**Texte proposé**
Le père de Charles est le marchand Ithamar Day de la Compagnie de fourrure du Nord-ouest de Montréal. Il est un ancien révolutionnaire combattant les armées britanniques dans la guerre de l’indépendance américaine. Il est originaire du Vermont. Il installe un poste de traite et un magasin avec son associé McGillivray après avoir résidé à Montréal quelques années.  Son fils, l’avocat et le juge, Charles Dewey Day obtient les titres du lot sur lequel sied notre fameux bâtiment historique. Ithamar a installé un poste de traite et un magasin sur le lot 15. Il part de l’Outaouais pour l’ouest américain en 1832. Il lègue un part de ses opérations à McGillivray et des privilèges de traite à McConnell.

Il commence alors à se confirmer de l’authenticité de cet imposant bâtiment historique au 84 chemin Vanier. Elle prouve aussi que ses origines sont plus lointaines qu’anticiper. Il est alors possible de reculer la date possible de sa construction entre 1821-1887.

**Objectif A**
Dans le texte sur Ithamar Day, recopiez le passage allant de « Le père de Charles » jusqu'à « traite à McConnell. » en remplaçant « magasin » par « comptoir ».
**Objectif B**
D'après le texte sur Ithamar Day, pourquoi peut-on reculer la date de construction du bâtiment du 84 chemin Vanier ? Répondez en une à trois phrases.
**Objectif C**
Rédigez la suite du texte sur Ithamar Day et le bâtiment du 84 chemin Vanier, à partir de l'endroit où il s'arrête.

**Données fournies**

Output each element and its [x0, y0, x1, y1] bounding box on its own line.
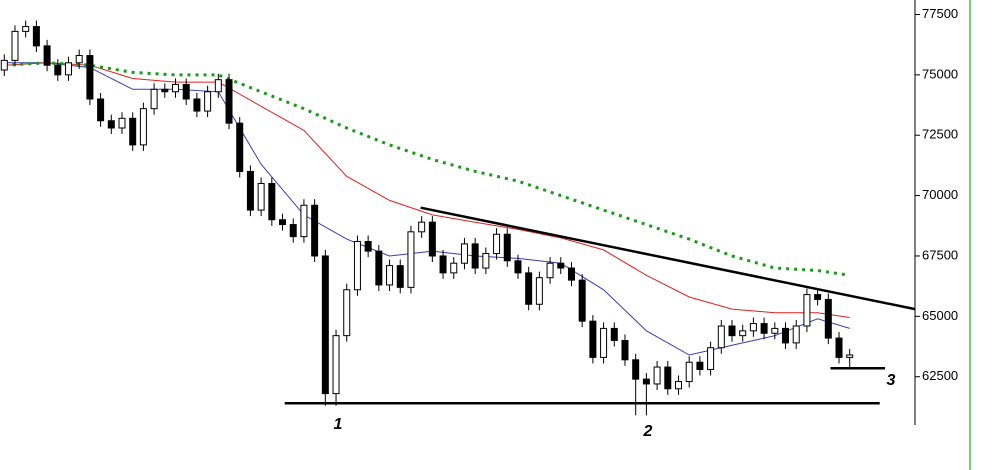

---

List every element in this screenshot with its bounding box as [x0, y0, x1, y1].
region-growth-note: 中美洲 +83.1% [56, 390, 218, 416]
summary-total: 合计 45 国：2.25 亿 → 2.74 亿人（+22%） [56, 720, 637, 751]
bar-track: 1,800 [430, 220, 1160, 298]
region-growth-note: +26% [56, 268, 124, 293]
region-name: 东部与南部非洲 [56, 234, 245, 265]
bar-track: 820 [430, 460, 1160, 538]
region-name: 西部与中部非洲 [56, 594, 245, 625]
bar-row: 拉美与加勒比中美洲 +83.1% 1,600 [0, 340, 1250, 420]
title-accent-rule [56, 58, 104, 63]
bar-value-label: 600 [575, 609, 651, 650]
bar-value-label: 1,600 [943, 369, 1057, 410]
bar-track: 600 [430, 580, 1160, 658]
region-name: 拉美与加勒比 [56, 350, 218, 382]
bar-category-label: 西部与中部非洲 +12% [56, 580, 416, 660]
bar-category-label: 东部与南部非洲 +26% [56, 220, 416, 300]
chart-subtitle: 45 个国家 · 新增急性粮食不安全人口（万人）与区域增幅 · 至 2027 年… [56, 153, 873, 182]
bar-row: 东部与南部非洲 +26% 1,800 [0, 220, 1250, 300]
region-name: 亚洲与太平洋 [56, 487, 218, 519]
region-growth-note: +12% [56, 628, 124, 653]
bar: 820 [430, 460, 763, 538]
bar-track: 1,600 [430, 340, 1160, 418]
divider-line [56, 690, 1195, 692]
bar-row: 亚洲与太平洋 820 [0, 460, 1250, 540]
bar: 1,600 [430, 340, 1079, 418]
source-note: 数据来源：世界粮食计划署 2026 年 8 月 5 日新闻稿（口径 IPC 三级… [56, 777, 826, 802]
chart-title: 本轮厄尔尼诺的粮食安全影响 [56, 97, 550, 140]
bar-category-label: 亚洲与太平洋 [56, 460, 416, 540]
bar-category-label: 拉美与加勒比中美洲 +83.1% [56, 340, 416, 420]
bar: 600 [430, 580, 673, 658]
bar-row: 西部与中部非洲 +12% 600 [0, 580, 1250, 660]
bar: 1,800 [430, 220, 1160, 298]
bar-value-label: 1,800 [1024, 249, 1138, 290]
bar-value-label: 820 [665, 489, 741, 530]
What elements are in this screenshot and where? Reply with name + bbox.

**Résultat attendu A**
Le père de Charles est le marchand Ithamar Day de la Compagnie de fourrure du Nord-ouest de Montréal. Il est un ancien révolutionnaire combattant les armées britanniques dans la guerre de l’indépendance américaine. Il est originaire du Vermont. Il installe un poste de traite et un comptoir avec son associé McGillivray après avoir résidé à Montréal quelques années.  Son fils, l’avocat et le juge, Charles Dewey Day obtient les titres du lot sur lequel sied notre fameux bâtiment historique. Ithamar a installé un poste de traite et un comptoir sur le lot 15. Il part de l’Outaouais pour l’ouest américain en 1832. Il lègue un part de ses opérations à McGillivray et des privilèges de traite à McConnell.

**Résultat attendu B**
Parce que les origines du bâtiment se révèlent plus lointaines qu'on ne l'anticipait. Sa construction peut donc être située entre 1821 et 1887.

**Résultat attendu C**
Réalités de la limite des sources d’archives

L’histoire de ce bâtiment historique nous plonge alors au cœur de la bourgeoisie marchande au 19e siècle en Outaouais. Ses liens avec l’élite montréalaise et de la région de l’Outaouais deviennent évidents avec chaque trace qui s’ajoute pour retracer les origines du 84, chemin Vanier. Elle amène vers le capital réel de la bourgeoisie marchande anglophone ayant des intérêts dans la région de l’Outaouais. Nous n’avons qu’à penser Charles Dewey Day est le premier doyen de la faculté de droit de l’université McGill pour s’en convaincre.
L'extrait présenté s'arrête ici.